_Exercise directions_
Reproduce every one of the records below word for word, omitting the pictures.

[Collection entries]
-------------------------
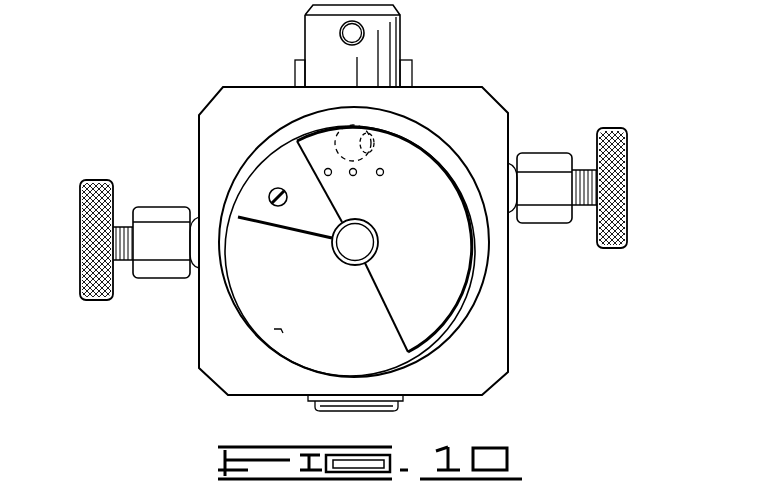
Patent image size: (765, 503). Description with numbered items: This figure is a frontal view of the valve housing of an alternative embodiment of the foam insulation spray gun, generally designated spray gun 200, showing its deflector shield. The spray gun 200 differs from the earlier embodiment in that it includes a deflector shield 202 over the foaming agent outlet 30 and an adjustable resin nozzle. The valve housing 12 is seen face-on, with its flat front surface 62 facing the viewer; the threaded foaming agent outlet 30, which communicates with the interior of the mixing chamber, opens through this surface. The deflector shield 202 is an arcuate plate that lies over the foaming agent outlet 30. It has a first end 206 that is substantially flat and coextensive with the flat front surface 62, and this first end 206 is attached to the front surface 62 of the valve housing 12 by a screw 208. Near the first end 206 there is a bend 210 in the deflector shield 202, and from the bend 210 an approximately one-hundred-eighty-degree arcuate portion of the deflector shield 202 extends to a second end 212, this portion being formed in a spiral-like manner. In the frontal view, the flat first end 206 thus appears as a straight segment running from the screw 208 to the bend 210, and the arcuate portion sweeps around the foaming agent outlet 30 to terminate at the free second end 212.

The spray gun 200 is at (353, 208).
The valve housing 12 is at (197, 336).
The foaming agent outlet 30 is at (376, 151).
The bend 210 is at (297, 147).
The screw 208 is at (273, 206).
The first end 206 is at (305, 219).
The deflector shield 202 is at (458, 272).
The second end 212 is at (398, 317).
The front surface 62 is at (278, 332).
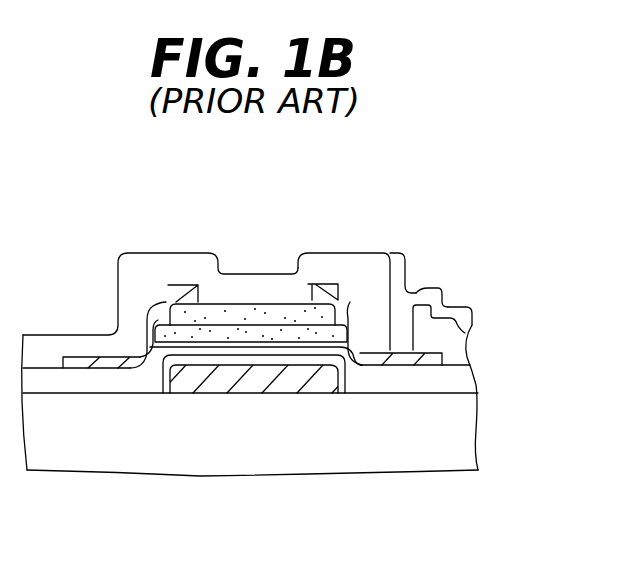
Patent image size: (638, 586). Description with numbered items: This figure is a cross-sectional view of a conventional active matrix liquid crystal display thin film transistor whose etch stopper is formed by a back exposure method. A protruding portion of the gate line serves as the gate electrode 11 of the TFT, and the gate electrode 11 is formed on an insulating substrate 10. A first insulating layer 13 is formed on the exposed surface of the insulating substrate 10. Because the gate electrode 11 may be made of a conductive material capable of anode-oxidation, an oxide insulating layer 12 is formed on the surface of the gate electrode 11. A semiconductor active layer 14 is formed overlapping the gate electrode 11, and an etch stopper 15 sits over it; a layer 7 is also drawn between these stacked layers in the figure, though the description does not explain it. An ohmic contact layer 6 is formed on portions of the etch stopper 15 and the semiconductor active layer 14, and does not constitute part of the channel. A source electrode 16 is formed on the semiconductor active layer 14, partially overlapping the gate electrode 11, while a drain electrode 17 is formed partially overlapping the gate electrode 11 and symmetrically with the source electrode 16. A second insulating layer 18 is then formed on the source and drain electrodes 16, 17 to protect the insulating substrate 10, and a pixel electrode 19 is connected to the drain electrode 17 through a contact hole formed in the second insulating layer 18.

The ohmic contact layer 6 is at (178, 300).
The lower doped layer 7 is at (312, 299).
The insulating substrate 10 is at (468, 435).
The gate electrode 11 is at (248, 383).
The oxide insulating layer 12 is at (163, 378).
The first insulating layer 13 is at (465, 378).
The semiconductor active layer 14 is at (343, 340).
The etch stopper 15 is at (202, 312).
The source electrode 16 is at (160, 302).
The drain electrode 17 is at (318, 284).
The second insulating layer 18 is at (385, 255).
The pixel electrode 19 is at (442, 287).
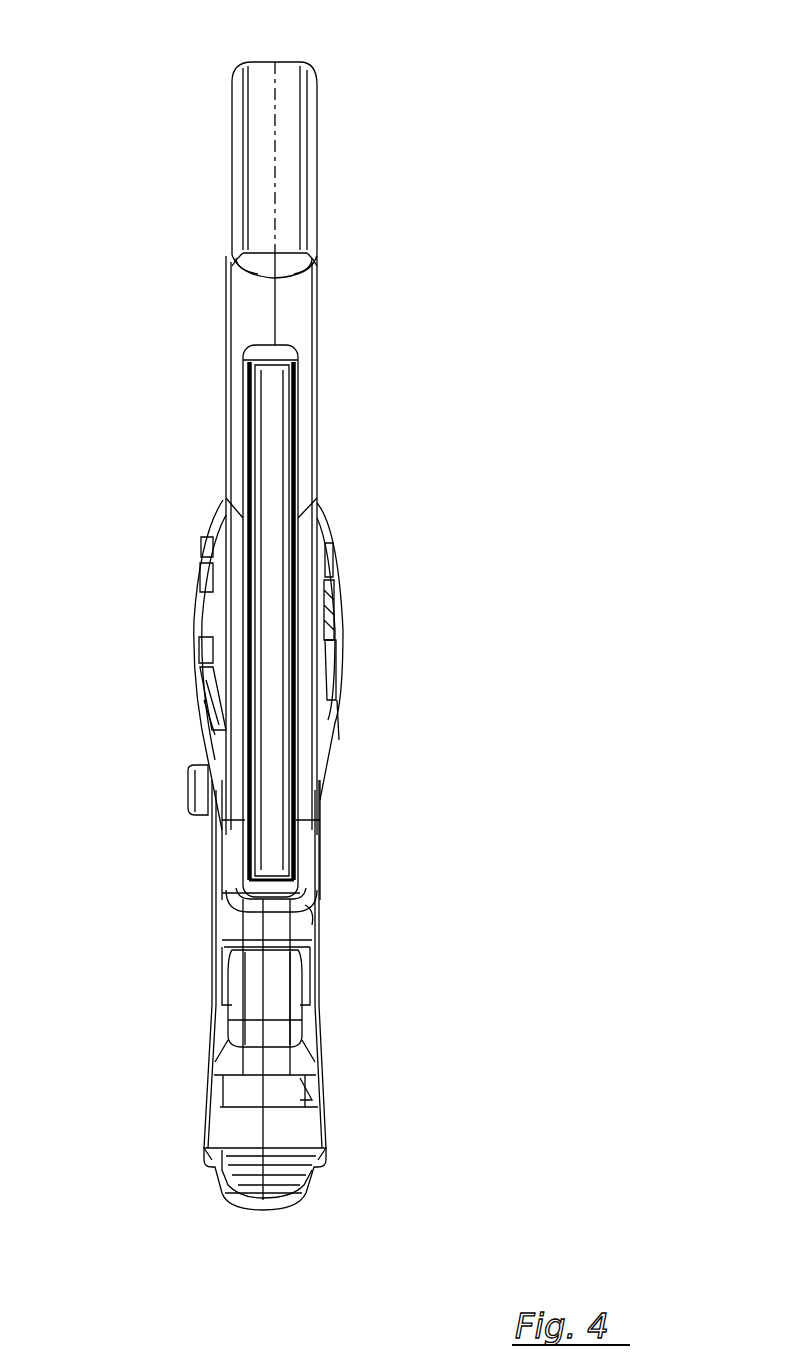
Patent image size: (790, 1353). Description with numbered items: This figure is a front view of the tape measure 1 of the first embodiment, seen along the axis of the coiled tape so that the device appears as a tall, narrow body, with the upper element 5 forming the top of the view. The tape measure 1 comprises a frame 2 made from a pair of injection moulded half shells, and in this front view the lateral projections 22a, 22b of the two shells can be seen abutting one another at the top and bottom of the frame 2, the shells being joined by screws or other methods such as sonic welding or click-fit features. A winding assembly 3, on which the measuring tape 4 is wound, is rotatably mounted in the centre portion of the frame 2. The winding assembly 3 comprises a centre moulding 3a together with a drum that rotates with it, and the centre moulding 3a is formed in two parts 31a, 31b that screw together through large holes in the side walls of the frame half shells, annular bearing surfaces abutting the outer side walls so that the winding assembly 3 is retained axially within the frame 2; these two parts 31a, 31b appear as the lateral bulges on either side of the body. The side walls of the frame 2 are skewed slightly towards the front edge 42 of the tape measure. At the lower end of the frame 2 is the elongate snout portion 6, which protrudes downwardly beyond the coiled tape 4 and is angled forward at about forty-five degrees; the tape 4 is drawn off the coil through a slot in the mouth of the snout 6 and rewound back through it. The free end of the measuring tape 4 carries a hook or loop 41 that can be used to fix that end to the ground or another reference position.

The tape measure 1 is at (528, 104).
The frame 2 is at (343, 317).
The winding assembly 3 is at (343, 560).
The centre moulding 3a is at (338, 587).
The measuring tape 4 is at (294, 413).
The cap 5 is at (292, 118).
The snout portion 6 is at (302, 1132).
The lateral projection 22a is at (247, 265).
The lateral projection 22b is at (292, 268).
The centre moulding part 31a is at (197, 683).
The centre moulding part 31b is at (332, 700).
The hook or loop 41 is at (300, 1190).
The front edge 42 is at (272, 631).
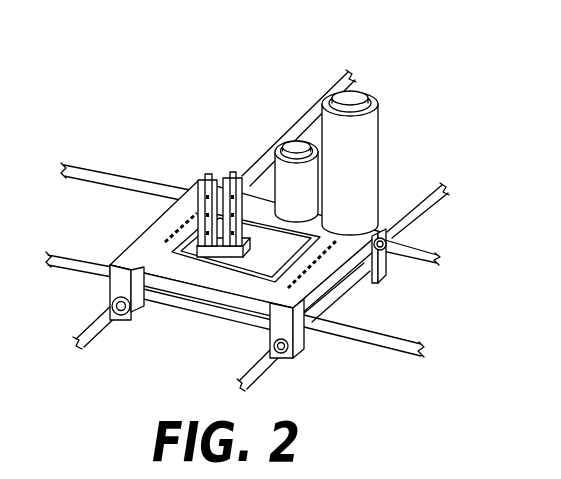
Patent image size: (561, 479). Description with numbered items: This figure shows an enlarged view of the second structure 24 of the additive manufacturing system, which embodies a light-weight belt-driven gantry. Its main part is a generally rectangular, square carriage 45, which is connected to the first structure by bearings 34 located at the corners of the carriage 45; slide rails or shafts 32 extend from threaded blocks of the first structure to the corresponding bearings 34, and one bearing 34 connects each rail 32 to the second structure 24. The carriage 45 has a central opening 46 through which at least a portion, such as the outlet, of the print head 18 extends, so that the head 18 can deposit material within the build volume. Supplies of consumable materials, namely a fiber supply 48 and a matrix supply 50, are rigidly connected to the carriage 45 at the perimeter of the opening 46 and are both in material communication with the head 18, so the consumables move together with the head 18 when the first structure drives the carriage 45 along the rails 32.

The second structure 24 is at (88, 49).
The print head 18 is at (220, 174).
The slide rails 32 is at (397, 336).
The bearings 34 is at (278, 327).
The carriage 45 is at (245, 251).
The central opening 46 is at (257, 253).
The fiber supply 48 is at (339, 199).
The matrix supply 50 is at (286, 207).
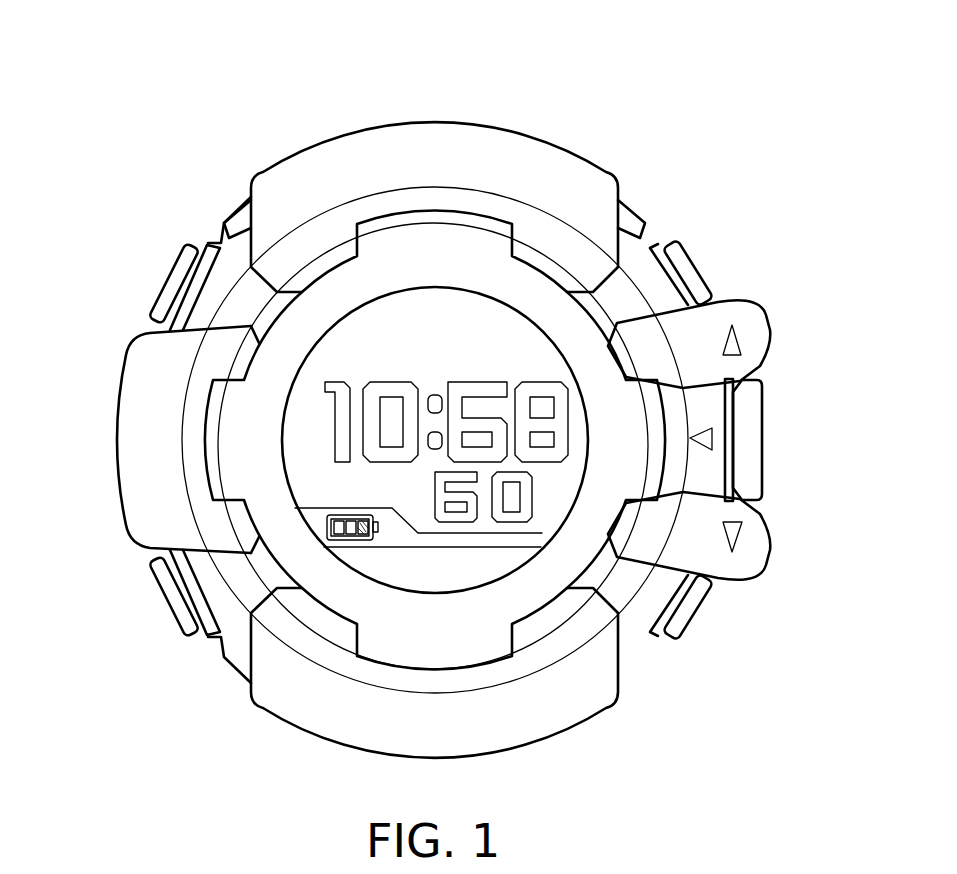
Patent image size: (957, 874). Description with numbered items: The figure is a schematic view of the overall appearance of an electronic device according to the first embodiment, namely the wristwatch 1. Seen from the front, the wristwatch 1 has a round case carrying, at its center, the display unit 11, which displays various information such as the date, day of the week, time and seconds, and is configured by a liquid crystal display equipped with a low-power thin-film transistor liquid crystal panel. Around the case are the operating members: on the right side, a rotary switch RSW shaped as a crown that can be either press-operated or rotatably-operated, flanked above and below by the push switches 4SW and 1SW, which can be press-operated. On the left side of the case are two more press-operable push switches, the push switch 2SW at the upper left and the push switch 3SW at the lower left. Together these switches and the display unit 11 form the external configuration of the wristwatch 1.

The wristwatch 1 is at (440, 105).
The display unit 11 is at (513, 330).
The push switch 2SW is at (173, 282).
The push switch 3SW is at (175, 600).
The push switch 4SW is at (692, 282).
The push switch 1SW is at (692, 597).
The rotary switch RSW is at (752, 440).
-------------------------
_Exercise solution_
Patent image size: (765, 503). Description with numbered items: This figure is a frontal view of the valve housing of an alternative embodiment of the foam insulation spray gun, generally designated spray gun 200, showing its deflector shield. The spray gun 200 differs from the earlier embodiment in that it includes a deflector shield 202 over the foaming agent outlet 30 and an adjustable resin nozzle. The valve housing 12 is seen face-on, with its flat front surface 62 facing the viewer; the threaded foaming agent outlet 30, which communicates with the interior of the mixing chamber, opens through this surface. The deflector shield 202 is an arcuate plate that lies over the foaming agent outlet 30. It has a first end 206 that is substantially flat and coextensive with the flat front surface 62, and this first end 206 is attached to the front surface 62 of the valve housing 12 by a screw 208. Near the first end 206 there is a bend 210 in the deflector shield 202, and from the bend 210 an approximately one-hundred-eighty-degree arcuate portion of the deflector shield 202 extends to a second end 212, this portion being formed in a spiral-like manner. In the frontal view, the flat first end 206 thus appears as a straight segment running from the screw 208 to the bend 210, and the arcuate portion sweeps around the foaming agent outlet 30 to terminate at the free second end 212.

The spray gun 200 is at (353, 208).
The valve housing 12 is at (197, 336).
The foaming agent outlet 30 is at (376, 151).
The bend 210 is at (297, 147).
The screw 208 is at (273, 206).
The first end 206 is at (305, 219).
The deflector shield 202 is at (458, 272).
The second end 212 is at (398, 317).
The front surface 62 is at (278, 332).
Patent image size: (638, 586). Description with numbered items: This figure is a cross-sectional view of a conventional active matrix liquid crystal display thin film transistor whose etch stopper is formed by a back exposure method. A protruding portion of the gate line serves as the gate electrode 11 of the TFT, and the gate electrode 11 is formed on an insulating substrate 10. A first insulating layer 13 is formed on the exposed surface of the insulating substrate 10. Because the gate electrode 11 may be made of a conductive material capable of anode-oxidation, an oxide insulating layer 12 is formed on the surface of the gate electrode 11. A semiconductor active layer 14 is formed overlapping the gate electrode 11, and an etch stopper 15 sits over it; a layer 7 is also drawn between these stacked layers in the figure, though the description does not explain it. An ohmic contact layer 6 is formed on portions of the etch stopper 15 and the semiconductor active layer 14, and does not constitute part of the channel. A source electrode 16 is formed on the semiconductor active layer 14, partially overlapping the gate electrode 11, while a drain electrode 17 is formed partially overlapping the gate electrode 11 and symmetrically with the source electrode 16. A second insulating layer 18 is then formed on the source and drain electrodes 16, 17 to protect the insulating substrate 10, and a pixel electrode 19 is connected to the drain electrode 17 through a contact hole formed in the second insulating layer 18.

The ohmic contact layer 6 is at (178, 300).
The lower doped layer 7 is at (312, 299).
The insulating substrate 10 is at (468, 435).
The gate electrode 11 is at (248, 383).
The oxide insulating layer 12 is at (163, 378).
The first insulating layer 13 is at (465, 378).
The semiconductor active layer 14 is at (343, 340).
The etch stopper 15 is at (202, 312).
The source electrode 16 is at (160, 302).
The drain electrode 17 is at (318, 284).
The second insulating layer 18 is at (385, 255).
The pixel electrode 19 is at (442, 287).
Patent image size: (790, 1353). Description with numbered items: This figure is a front view of the tape measure 1 of the first embodiment, seen along the axis of the coiled tape so that the device appears as a tall, narrow body, with the upper element 5 forming the top of the view. The tape measure 1 comprises a frame 2 made from a pair of injection moulded half shells, and in this front view the lateral projections 22a, 22b of the two shells can be seen abutting one another at the top and bottom of the frame 2, the shells being joined by screws or other methods such as sonic welding or click-fit features. A winding assembly 3, on which the measuring tape 4 is wound, is rotatably mounted in the centre portion of the frame 2. The winding assembly 3 comprises a centre moulding 3a together with a drum that rotates with it, and the centre moulding 3a is formed in two parts 31a, 31b that screw together through large holes in the side walls of the frame half shells, annular bearing surfaces abutting the outer side walls so that the winding assembly 3 is retained axially within the frame 2; these two parts 31a, 31b appear as the lateral bulges on either side of the body. The side walls of the frame 2 are skewed slightly towards the front edge 42 of the tape measure. At the lower end of the frame 2 is the elongate snout portion 6, which protrudes downwardly beyond the coiled tape 4 and is angled forward at about forty-five degrees; the tape 4 is drawn off the coil through a slot in the mouth of the snout 6 and rewound back through it. The free end of the measuring tape 4 carries a hook or loop 41 that can be used to fix that end to the ground or another reference position.

The tape measure 1 is at (528, 104).
The frame 2 is at (343, 317).
The winding assembly 3 is at (343, 560).
The centre moulding 3a is at (338, 587).
The measuring tape 4 is at (294, 413).
The cap 5 is at (292, 118).
The snout portion 6 is at (302, 1132).
The lateral projection 22a is at (247, 265).
The lateral projection 22b is at (292, 268).
The centre moulding part 31a is at (197, 683).
The centre moulding part 31b is at (332, 700).
The hook or loop 41 is at (300, 1190).
The front edge 42 is at (272, 631).
Patent image size: (561, 479). Description with numbered items: This figure shows an enlarged view of the second structure 24 of the additive manufacturing system, which embodies a light-weight belt-driven gantry. Its main part is a generally rectangular, square carriage 45, which is connected to the first structure by bearings 34 located at the corners of the carriage 45; slide rails or shafts 32 extend from threaded blocks of the first structure to the corresponding bearings 34, and one bearing 34 connects each rail 32 to the second structure 24. The carriage 45 has a central opening 46 through which at least a portion, such as the outlet, of the print head 18 extends, so that the head 18 can deposit material within the build volume. Supplies of consumable materials, namely a fiber supply 48 and a matrix supply 50, are rigidly connected to the carriage 45 at the perimeter of the opening 46 and are both in material communication with the head 18, so the consumables move together with the head 18 when the first structure drives the carriage 45 along the rails 32.

The second structure 24 is at (88, 49).
The print head 18 is at (220, 174).
The slide rails 32 is at (397, 336).
The bearings 34 is at (278, 327).
The carriage 45 is at (245, 251).
The central opening 46 is at (257, 253).
The fiber supply 48 is at (339, 199).
The matrix supply 50 is at (286, 207).
Patent image size: (957, 874). Description with numbered items: The figure is a schematic view of the overall appearance of an electronic device according to the first embodiment, namely the wristwatch 1. Seen from the front, the wristwatch 1 has a round case carrying, at its center, the display unit 11, which displays various information such as the date, day of the week, time and seconds, and is configured by a liquid crystal display equipped with a low-power thin-film transistor liquid crystal panel. Around the case are the operating members: on the right side, a rotary switch RSW shaped as a crown that can be either press-operated or rotatably-operated, flanked above and below by the push switches 4SW and 1SW, which can be press-operated. On the left side of the case are two more press-operable push switches, the push switch 2SW at the upper left and the push switch 3SW at the lower left. Together these switches and the display unit 11 form the external configuration of the wristwatch 1.

The wristwatch 1 is at (440, 105).
The display unit 11 is at (513, 330).
The push switch 2SW is at (173, 282).
The push switch 3SW is at (175, 600).
The push switch 4SW is at (692, 282).
The push switch 1SW is at (692, 597).
The rotary switch RSW is at (752, 440).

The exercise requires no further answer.